┌──
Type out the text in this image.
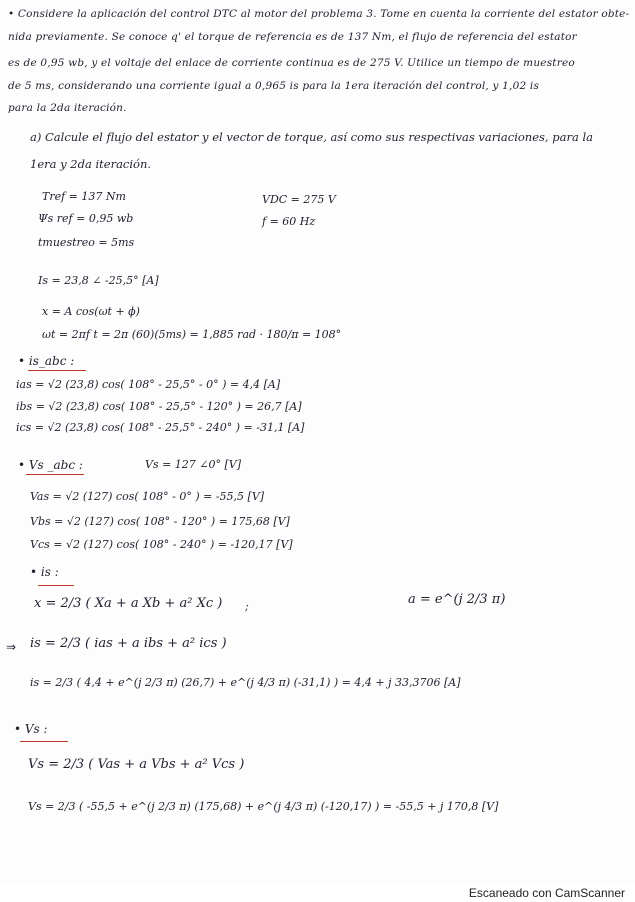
• Considere la aplicación del control DTC al motor del problema 3. Tome en cuenta la corriente del estator obte-
nida previamente. Se conoce q' el torque de referencia es de 137 Nm, el flujo de referencia del estator
es de 0,95 wb, y el voltaje del enlace de corriente continua es de 275 V. Utilice un tiempo de muestreo
de 5 ms, considerando una corriente igual a 0,965 is para la 1era iteración del control, y 1,02 is
para la 2da iteración.
a) Calcule el flujo del estator y el vector de torque, así como sus respectivas variaciones, para la
1era y 2da iteración.
Tref = 137 Nm
Ψs ref = 0,95 wb
tmuestreo = 5ms
VDC = 275 V
f = 60 Hz
Is = 23,8 ∠ -25,5° [A]
x = A cos(ωt + ϕ)
ωt = 2πf t = 2π (60)(5ms) = 1,885 rad · 180/π = 108°
• is_abc :
ias = √2 (23,8) cos( 108° - 25,5° - 0° ) = 4,4 [A]
ibs = √2 (23,8) cos( 108° - 25,5° - 120° ) = 26,7 [A]
ics = √2 (23,8) cos( 108° - 25,5° - 240° ) = -31,1 [A]
• Vs _abc :	Vs = 127 ∠0° [V]
Vas = √2 (127) cos( 108° - 0° ) = -55,5 [V]
Vbs = √2 (127) cos( 108° - 120° ) = 175,68 [V]
Vcs = √2 (127) cos( 108° - 240° ) = -120,17 [V]
• is :
x = 2/3 ( Xa + a Xb + a² Xc ) ;	a = e^(j 2/3 π)
⇒ is = 2/3 ( ias + a ibs + a² ics )
is = 2/3 ( 4,4 + e^(j 2/3 π) (26,7) + e^(j 4/3 π) (-31,1) ) = 4,4 + j 33,3706 [A]
• Vs :
Vs = 2/3 ( Vas + a Vbs + a² Vcs )
Vs = 2/3 ( -55,5 + e^(j 2/3 π) (175,68) + e^(j 4/3 π) (-120,17) ) = -55,5 + j 170,8 [V]
Escaneado con CamScanner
└──
**TASK STATEMENT**. Make an exact copy of the listing above. Do not include the pictures.

**SOLUTION TO THIS TASK**.
Type out the text in this image.
• Considere la aplicación del control DTC al motor del problema 3. Tome en cuenta la corriente del estator obte-
nida previamente. Se conoce q' el torque de referencia es de 137 Nm, el flujo de referencia del estator
es de 0,95 wb, y el voltaje del enlace de corriente continua es de 275 V. Utilice un tiempo de muestreo
de 5 ms, considerando una corriente igual a 0,965 is para la 1era iteración del control, y 1,02 is
para la 2da iteración.
a) Calcule el flujo del estator y el vector de torque, así como sus respectivas variaciones, para la
1era y 2da iteración.
Tref = 137 Nm
Ψs ref = 0,95 wb
tmuestreo = 5ms
VDC = 275 V
f = 60 Hz
Is = 23,8 ∠ -25,5° [A]
x = A cos(ωt + ϕ)
ωt = 2πf t = 2π (60)(5ms) = 1,885 rad · 180/π = 108°
• is_abc :
ias = √2 (23,8) cos( 108° - 25,5° - 0° ) = 4,4 [A]
ibs = √2 (23,8) cos( 108° - 25,5° - 120° ) = 26,7 [A]
ics = √2 (23,8) cos( 108° - 25,5° - 240° ) = -31,1 [A]
• Vs _abc :	Vs = 127 ∠0° [V]
Vas = √2 (127) cos( 108° - 0° ) = -55,5 [V]
Vbs = √2 (127) cos( 108° - 120° ) = 175,68 [V]
Vcs = √2 (127) cos( 108° - 240° ) = -120,17 [V]
• is :
x = 2/3 ( Xa + a Xb + a² Xc ) ;	a = e^(j 2/3 π)
⇒ is = 2/3 ( ias + a ibs + a² ics )
is = 2/3 ( 4,4 + e^(j 2/3 π) (26,7) + e^(j 4/3 π) (-31,1) ) = 4,4 + j 33,3706 [A]
• Vs :
Vs = 2/3 ( Vas + a Vbs + a² Vcs )
Vs = 2/3 ( -55,5 + e^(j 2/3 π) (175,68) + e^(j 4/3 π) (-120,17) ) = -55,5 + j 170,8 [V]
Escaneado con CamScanner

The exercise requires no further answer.